------ Extracted information ------

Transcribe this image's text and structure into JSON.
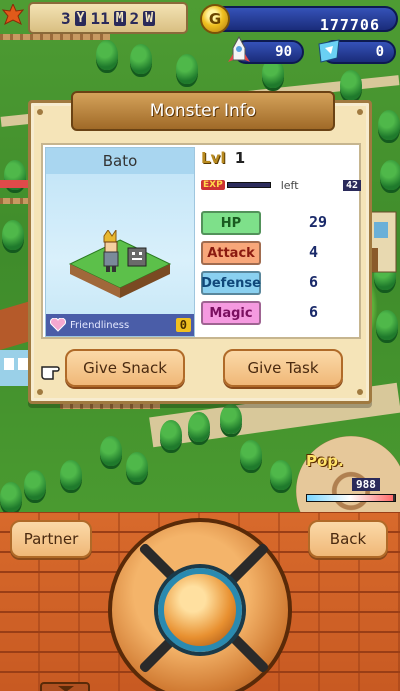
{
  "hud": {
    "date": {
      "years": "3",
      "year_unit": "Y",
      "months": "11",
      "month_unit": "M",
      "weeks": "2",
      "week_unit": "W"
    },
    "gold": {
      "icon": "coin-icon",
      "value": "177706",
      "coin_symbol": "G"
    },
    "residents": {
      "icon": "rocket-icon",
      "value": "90"
    },
    "tickets": {
      "icon": "ticket-icon",
      "value": "0"
    }
  },
  "dialog": {
    "title": "Monster Info",
    "monster": {
      "name": "Bato",
      "friendliness_label": "Friendliness",
      "friendliness_value": "0",
      "level_label": "Lvl",
      "level": "1",
      "exp_label": "EXP",
      "exp_left_label": "left",
      "exp_left_value": "42",
      "stats": [
        {
          "label": "HP",
          "value": "29",
          "color": "#7ee08a"
        },
        {
          "label": "Attack",
          "value": "4",
          "color": "#f8a77a"
        },
        {
          "label": "Defense",
          "value": "6",
          "color": "#8ad0f0"
        },
        {
          "label": "Magic",
          "value": "6",
          "color": "#f59ae0"
        }
      ]
    },
    "buttons": {
      "give_snack": "Give Snack",
      "give_task": "Give Task"
    }
  },
  "popularity": {
    "label": "Pop.",
    "value": "988",
    "level_fraction": 0.98
  },
  "controls": {
    "partner": "Partner",
    "back": "Back"
  }
}
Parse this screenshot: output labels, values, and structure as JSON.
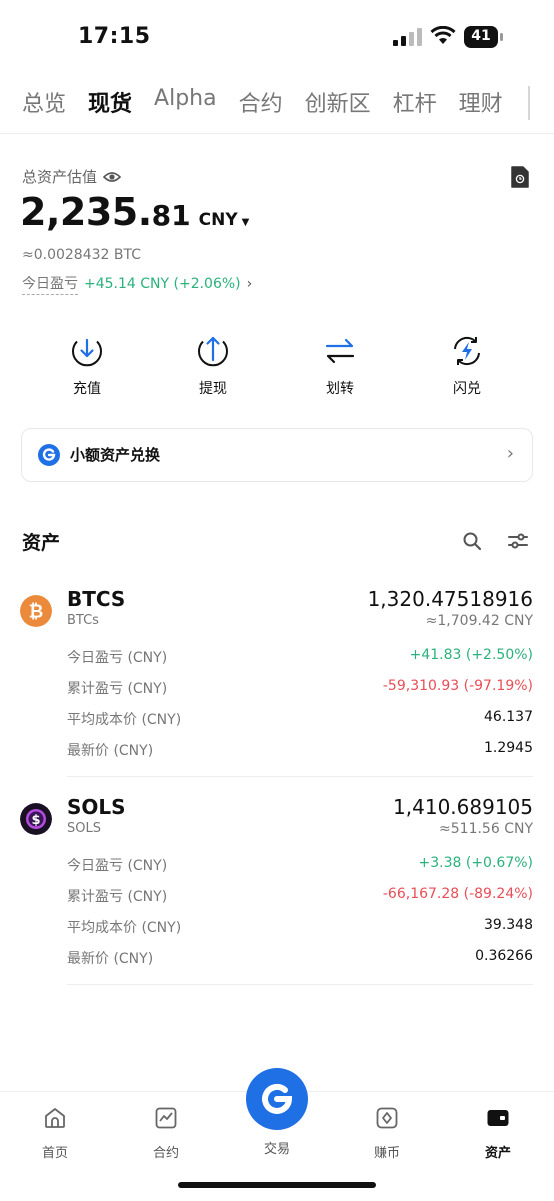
{
  "status_bar": {
    "time": "17:15",
    "battery": "41"
  },
  "tabs": [
    "总览",
    "现货",
    "Alpha",
    "合约",
    "创新区",
    "杠杆",
    "理财"
  ],
  "active_tab": "现货",
  "overview": {
    "label": "总资产估值",
    "value_int": "2,235.",
    "value_dec": "81",
    "currency": "CNY",
    "btc_equiv": "≈0.0028432 BTC",
    "today_pnl_label": "今日盈亏",
    "today_pnl_value": "+45.14 CNY (+2.06%)"
  },
  "actions": [
    {
      "label": "充值",
      "icon": "deposit-icon"
    },
    {
      "label": "提现",
      "icon": "withdraw-icon"
    },
    {
      "label": "划转",
      "icon": "transfer-icon"
    },
    {
      "label": "闪兑",
      "icon": "flash-swap-icon"
    }
  ],
  "small_asset_card": {
    "label": "小额资产兑换"
  },
  "assets_section": {
    "title": "资产"
  },
  "assets": [
    {
      "symbol": "BTCS",
      "name": "BTCs",
      "amount": "1,320.47518916",
      "approx": "≈1,709.42 CNY",
      "rows": [
        {
          "label": "今日盈亏 (CNY)",
          "value": "+41.83 (+2.50%)"
        },
        {
          "label": "累计盈亏 (CNY)",
          "value": "-59,310.93 (-97.19%)"
        },
        {
          "label": "平均成本价 (CNY)",
          "value": "46.137"
        },
        {
          "label": "最新价 (CNY)",
          "value": "1.2945"
        }
      ]
    },
    {
      "symbol": "SOLS",
      "name": "SOLS",
      "amount": "1,410.689105",
      "approx": "≈511.56 CNY",
      "rows": [
        {
          "label": "今日盈亏 (CNY)",
          "value": "+3.38 (+0.67%)"
        },
        {
          "label": "累计盈亏 (CNY)",
          "value": "-66,167.28 (-89.24%)"
        },
        {
          "label": "平均成本价 (CNY)",
          "value": "39.348"
        },
        {
          "label": "最新价 (CNY)",
          "value": "0.36266"
        }
      ]
    }
  ],
  "bottom_nav": [
    "首页",
    "合约",
    "交易",
    "赚币",
    "资产"
  ],
  "colors": {
    "accent": "#1f6fe5",
    "positive": "#2ab27b",
    "negative": "#e84e57"
  }
}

------

#### Objective
Copy each line above precisely, dropping the pictures.

#### Task response
Transcribe this image's text and structure into JSON.
{
  "hud": {
    "date": {
      "years": "3",
      "year_unit": "Y",
      "months": "11",
      "month_unit": "M",
      "weeks": "2",
      "week_unit": "W"
    },
    "gold": {
      "icon": "coin-icon",
      "value": "177706",
      "coin_symbol": "G"
    },
    "residents": {
      "icon": "rocket-icon",
      "value": "90"
    },
    "tickets": {
      "icon": "ticket-icon",
      "value": "0"
    }
  },
  "dialog": {
    "title": "Monster Info",
    "monster": {
      "name": "Bato",
      "friendliness_label": "Friendliness",
      "friendliness_value": "0",
      "level_label": "Lvl",
      "level": "1",
      "exp_label": "EXP",
      "exp_left_label": "left",
      "exp_left_value": "42",
      "stats": [
        {
          "label": "HP",
          "value": "29",
          "color": "#7ee08a"
        },
        {
          "label": "Attack",
          "value": "4",
          "color": "#f8a77a"
        },
        {
          "label": "Defense",
          "value": "6",
          "color": "#8ad0f0"
        },
        {
          "label": "Magic",
          "value": "6",
          "color": "#f59ae0"
        }
      ]
    },
    "buttons": {
      "give_snack": "Give Snack",
      "give_task": "Give Task"
    }
  },
  "popularity": {
    "label": "Pop.",
    "value": "988",
    "level_fraction": 0.98
  },
  "controls": {
    "partner": "Partner",
    "back": "Back"
  }
}
Parse this screenshot: output labels, values, and structure as JSON.
{
  "status_bar": {
    "time": "17:15",
    "battery": "41"
  },
  "tabs": [
    "总览",
    "现货",
    "Alpha",
    "合约",
    "创新区",
    "杠杆",
    "理财"
  ],
  "active_tab": "现货",
  "overview": {
    "label": "总资产估值",
    "value_int": "2,235.",
    "value_dec": "81",
    "currency": "CNY",
    "btc_equiv": "≈0.0028432 BTC",
    "today_pnl_label": "今日盈亏",
    "today_pnl_value": "+45.14 CNY (+2.06%)"
  },
  "actions": [
    {
      "label": "充值",
      "icon": "deposit-icon"
    },
    {
      "label": "提现",
      "icon": "withdraw-icon"
    },
    {
      "label": "划转",
      "icon": "transfer-icon"
    },
    {
      "label": "闪兑",
      "icon": "flash-swap-icon"
    }
  ],
  "small_asset_card": {
    "label": "小额资产兑换"
  },
  "assets_section": {
    "title": "资产"
  },
  "assets": [
    {
      "symbol": "BTCS",
      "name": "BTCs",
      "amount": "1,320.47518916",
      "approx": "≈1,709.42 CNY",
      "rows": [
        {
          "label": "今日盈亏 (CNY)",
          "value": "+41.83 (+2.50%)"
        },
        {
          "label": "累计盈亏 (CNY)",
          "value": "-59,310.93 (-97.19%)"
        },
        {
          "label": "平均成本价 (CNY)",
          "value": "46.137"
        },
        {
          "label": "最新价 (CNY)",
          "value": "1.2945"
        }
      ]
    },
    {
      "symbol": "SOLS",
      "name": "SOLS",
      "amount": "1,410.689105",
      "approx": "≈511.56 CNY",
      "rows": [
        {
          "label": "今日盈亏 (CNY)",
          "value": "+3.38 (+0.67%)"
        },
        {
          "label": "累计盈亏 (CNY)",
          "value": "-66,167.28 (-89.24%)"
        },
        {
          "label": "平均成本价 (CNY)",
          "value": "39.348"
        },
        {
          "label": "最新价 (CNY)",
          "value": "0.36266"
        }
      ]
    }
  ],
  "bottom_nav": [
    "首页",
    "合约",
    "交易",
    "赚币",
    "资产"
  ],
  "colors": {
    "accent": "#1f6fe5",
    "positive": "#2ab27b",
    "negative": "#e84e57"
  }
}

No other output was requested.